• Exercise aim: Gather every line below where "this" appears.

※

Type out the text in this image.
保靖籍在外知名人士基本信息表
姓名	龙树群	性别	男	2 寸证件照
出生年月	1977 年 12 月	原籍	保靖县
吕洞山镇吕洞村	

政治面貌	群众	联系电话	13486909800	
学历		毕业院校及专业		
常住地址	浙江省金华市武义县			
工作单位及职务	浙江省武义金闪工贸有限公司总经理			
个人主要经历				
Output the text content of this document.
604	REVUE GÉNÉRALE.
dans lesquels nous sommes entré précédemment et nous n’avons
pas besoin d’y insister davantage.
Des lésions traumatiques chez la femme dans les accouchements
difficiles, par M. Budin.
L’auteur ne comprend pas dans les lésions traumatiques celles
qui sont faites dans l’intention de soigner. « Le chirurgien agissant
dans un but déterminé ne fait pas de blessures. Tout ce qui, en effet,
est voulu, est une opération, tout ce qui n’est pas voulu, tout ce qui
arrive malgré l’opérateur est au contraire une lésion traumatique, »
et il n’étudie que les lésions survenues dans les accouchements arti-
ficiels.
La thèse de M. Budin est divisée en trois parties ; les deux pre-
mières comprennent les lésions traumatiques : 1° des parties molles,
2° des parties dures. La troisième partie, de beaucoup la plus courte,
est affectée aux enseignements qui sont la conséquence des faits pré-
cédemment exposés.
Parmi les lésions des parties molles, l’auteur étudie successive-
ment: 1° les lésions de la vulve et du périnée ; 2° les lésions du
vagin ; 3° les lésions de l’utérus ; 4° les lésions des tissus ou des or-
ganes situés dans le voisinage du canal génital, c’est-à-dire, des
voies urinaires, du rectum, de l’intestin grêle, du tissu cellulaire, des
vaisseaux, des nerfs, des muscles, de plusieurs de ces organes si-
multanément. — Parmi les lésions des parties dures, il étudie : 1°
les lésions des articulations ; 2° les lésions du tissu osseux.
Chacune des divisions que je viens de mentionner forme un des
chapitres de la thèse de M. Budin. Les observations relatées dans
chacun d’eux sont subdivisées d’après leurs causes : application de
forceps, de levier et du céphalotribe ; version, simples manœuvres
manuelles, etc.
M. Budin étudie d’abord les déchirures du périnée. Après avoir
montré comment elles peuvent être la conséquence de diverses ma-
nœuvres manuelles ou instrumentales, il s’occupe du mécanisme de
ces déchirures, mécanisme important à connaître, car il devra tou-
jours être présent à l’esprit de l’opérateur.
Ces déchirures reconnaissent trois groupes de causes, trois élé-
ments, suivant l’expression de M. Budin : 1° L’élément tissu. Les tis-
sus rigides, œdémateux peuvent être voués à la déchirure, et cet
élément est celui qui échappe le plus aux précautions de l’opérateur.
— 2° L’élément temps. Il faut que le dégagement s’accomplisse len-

※

• Answer in full:
Type out the text in this image.
Output the text content of this document.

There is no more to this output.